PROBLEM TO SOLVE >>
Gather each line of the records where "rate" appears.

══════════

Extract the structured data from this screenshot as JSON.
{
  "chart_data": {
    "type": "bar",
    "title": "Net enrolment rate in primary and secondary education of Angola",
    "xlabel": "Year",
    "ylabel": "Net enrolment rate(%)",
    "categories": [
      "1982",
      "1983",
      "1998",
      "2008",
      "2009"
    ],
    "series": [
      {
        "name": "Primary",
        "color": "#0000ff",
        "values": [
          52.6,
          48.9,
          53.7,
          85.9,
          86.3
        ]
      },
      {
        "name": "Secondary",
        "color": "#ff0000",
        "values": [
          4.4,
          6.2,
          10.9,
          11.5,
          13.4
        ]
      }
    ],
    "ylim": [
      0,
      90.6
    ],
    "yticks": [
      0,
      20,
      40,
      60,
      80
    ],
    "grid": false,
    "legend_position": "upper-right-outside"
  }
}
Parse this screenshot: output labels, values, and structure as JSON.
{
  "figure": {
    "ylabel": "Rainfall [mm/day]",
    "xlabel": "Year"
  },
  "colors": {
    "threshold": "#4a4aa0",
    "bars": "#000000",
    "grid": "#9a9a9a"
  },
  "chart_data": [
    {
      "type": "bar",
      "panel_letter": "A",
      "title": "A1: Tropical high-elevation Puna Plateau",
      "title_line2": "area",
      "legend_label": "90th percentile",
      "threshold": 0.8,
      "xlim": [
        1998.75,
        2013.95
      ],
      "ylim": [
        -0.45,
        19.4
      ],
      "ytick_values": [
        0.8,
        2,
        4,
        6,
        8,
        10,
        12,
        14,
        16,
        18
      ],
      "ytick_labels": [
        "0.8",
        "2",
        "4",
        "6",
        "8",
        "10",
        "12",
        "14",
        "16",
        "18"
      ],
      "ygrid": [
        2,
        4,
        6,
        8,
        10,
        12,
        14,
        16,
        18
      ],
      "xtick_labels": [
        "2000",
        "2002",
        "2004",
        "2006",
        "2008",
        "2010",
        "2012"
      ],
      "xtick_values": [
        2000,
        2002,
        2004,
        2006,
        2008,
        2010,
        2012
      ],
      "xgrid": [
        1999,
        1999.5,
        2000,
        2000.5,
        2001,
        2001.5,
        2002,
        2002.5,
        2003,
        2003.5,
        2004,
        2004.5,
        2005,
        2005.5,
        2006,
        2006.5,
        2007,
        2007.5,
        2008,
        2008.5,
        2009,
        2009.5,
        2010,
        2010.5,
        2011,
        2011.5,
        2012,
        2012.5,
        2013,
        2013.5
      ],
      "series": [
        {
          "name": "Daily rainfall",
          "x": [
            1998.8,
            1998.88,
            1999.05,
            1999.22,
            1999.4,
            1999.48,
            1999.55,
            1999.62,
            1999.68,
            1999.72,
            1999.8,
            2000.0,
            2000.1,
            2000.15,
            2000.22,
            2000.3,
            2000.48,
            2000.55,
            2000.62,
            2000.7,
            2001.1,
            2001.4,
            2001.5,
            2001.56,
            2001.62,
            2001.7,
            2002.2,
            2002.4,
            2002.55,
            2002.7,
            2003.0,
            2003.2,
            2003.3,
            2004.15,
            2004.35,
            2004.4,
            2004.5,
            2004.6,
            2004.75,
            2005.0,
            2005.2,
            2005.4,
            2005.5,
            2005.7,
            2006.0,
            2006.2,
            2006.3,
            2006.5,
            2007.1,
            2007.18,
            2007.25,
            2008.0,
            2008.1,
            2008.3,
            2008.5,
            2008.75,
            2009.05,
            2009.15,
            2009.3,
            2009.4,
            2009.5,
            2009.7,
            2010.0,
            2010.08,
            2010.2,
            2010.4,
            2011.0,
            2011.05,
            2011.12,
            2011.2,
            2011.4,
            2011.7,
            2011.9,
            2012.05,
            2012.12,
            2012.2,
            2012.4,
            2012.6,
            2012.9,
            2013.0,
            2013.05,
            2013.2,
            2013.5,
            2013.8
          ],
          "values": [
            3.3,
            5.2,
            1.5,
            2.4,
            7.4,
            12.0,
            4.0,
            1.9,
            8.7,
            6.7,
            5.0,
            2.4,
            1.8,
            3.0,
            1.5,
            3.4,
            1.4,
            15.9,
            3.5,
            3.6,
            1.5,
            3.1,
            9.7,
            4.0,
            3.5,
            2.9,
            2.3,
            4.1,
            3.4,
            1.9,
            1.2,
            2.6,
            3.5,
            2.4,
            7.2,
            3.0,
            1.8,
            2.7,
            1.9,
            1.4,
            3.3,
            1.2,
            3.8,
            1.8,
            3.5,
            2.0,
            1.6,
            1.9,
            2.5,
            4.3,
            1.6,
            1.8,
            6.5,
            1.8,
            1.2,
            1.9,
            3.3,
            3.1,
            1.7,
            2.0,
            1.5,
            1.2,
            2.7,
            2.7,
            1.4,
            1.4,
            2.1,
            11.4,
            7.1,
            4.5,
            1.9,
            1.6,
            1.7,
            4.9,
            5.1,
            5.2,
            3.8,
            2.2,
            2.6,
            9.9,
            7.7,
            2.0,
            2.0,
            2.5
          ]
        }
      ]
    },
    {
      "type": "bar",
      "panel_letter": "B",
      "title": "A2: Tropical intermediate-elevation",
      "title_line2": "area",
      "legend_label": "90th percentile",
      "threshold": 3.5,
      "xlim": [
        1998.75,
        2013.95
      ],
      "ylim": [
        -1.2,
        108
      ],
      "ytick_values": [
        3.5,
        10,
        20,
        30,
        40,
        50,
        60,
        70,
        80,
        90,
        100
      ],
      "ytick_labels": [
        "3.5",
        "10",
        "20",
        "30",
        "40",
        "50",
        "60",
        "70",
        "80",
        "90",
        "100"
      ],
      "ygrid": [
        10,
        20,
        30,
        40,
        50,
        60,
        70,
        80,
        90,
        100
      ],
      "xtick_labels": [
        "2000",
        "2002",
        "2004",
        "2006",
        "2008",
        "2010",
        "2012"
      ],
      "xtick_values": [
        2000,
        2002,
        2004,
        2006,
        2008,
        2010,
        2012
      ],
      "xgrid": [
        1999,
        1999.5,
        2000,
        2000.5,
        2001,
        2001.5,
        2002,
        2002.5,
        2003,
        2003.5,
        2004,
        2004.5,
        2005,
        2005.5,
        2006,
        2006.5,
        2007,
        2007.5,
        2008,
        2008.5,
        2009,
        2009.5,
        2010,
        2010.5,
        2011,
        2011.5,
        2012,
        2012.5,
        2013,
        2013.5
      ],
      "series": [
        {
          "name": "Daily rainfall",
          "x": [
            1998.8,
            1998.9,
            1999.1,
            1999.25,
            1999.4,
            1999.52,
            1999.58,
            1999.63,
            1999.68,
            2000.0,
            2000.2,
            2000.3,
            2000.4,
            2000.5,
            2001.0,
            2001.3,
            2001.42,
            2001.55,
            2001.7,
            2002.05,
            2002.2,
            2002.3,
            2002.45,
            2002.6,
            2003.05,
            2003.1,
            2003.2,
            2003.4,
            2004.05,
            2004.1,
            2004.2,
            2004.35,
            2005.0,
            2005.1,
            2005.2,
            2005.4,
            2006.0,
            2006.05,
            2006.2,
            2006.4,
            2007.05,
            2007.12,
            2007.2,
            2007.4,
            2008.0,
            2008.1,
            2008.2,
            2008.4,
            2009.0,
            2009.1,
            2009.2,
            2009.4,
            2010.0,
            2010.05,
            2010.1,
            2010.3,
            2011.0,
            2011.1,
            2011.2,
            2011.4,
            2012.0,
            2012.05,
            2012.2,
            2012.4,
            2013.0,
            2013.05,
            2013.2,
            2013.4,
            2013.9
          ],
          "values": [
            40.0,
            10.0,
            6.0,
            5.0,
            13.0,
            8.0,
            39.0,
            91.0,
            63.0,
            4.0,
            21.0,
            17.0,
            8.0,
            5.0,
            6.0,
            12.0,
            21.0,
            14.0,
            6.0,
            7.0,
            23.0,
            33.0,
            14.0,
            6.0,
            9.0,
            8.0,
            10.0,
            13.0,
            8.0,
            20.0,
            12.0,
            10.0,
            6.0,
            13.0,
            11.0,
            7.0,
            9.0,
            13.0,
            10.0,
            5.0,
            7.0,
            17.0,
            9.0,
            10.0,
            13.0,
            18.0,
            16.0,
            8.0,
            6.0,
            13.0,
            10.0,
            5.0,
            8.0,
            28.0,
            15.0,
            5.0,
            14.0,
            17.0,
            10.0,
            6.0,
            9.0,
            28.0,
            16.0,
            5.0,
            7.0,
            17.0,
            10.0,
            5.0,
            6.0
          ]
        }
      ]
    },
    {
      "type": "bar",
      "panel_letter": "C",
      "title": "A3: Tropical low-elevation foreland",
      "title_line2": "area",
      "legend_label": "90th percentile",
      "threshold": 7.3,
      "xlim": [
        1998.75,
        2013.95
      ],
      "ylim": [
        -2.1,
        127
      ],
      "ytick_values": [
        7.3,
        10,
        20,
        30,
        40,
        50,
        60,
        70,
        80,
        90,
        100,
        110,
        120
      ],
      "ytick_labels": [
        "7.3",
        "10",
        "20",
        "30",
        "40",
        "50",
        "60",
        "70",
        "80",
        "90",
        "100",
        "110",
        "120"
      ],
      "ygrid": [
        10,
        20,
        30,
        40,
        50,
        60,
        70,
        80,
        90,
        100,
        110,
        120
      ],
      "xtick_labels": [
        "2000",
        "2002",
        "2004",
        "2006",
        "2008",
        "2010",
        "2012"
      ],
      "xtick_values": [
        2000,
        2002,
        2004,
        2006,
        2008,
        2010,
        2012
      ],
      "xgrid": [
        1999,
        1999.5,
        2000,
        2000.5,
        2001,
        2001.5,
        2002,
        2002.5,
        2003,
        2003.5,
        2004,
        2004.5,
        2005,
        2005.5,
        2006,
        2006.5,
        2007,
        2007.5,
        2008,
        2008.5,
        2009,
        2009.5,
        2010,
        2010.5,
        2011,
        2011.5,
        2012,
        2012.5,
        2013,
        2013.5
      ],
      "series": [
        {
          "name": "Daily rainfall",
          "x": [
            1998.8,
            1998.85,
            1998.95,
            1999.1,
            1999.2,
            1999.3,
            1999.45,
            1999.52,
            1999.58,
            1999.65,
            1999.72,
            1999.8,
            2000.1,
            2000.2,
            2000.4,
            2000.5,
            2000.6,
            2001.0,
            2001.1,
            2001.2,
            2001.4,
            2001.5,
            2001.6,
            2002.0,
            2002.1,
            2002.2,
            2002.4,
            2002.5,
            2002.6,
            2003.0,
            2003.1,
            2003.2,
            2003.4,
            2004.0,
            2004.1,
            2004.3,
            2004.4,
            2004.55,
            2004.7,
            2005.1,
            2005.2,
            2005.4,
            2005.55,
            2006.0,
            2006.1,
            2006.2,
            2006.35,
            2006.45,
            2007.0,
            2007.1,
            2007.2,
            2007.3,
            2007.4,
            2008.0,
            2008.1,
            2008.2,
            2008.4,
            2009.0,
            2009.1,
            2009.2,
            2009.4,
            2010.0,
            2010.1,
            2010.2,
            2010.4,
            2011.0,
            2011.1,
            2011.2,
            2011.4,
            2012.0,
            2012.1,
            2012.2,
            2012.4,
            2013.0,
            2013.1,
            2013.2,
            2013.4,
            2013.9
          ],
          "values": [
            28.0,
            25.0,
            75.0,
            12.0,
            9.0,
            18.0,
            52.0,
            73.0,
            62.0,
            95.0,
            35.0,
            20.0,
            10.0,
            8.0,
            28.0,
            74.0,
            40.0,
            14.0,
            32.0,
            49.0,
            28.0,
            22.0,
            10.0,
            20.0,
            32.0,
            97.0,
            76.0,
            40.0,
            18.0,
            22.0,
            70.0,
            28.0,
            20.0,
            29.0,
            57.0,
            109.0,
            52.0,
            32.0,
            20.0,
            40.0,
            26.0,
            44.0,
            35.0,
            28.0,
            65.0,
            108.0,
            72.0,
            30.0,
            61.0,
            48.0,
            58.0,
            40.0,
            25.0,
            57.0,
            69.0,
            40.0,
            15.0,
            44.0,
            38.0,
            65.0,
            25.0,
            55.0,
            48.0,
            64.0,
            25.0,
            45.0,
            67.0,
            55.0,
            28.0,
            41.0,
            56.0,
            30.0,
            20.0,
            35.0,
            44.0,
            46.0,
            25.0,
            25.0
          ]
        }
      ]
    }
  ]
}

══════════

THE RESULT >>
    "title": "Net enrolment rate in primary and secondary education of Angola",
    "ylabel": "Net enrolment rate(%)",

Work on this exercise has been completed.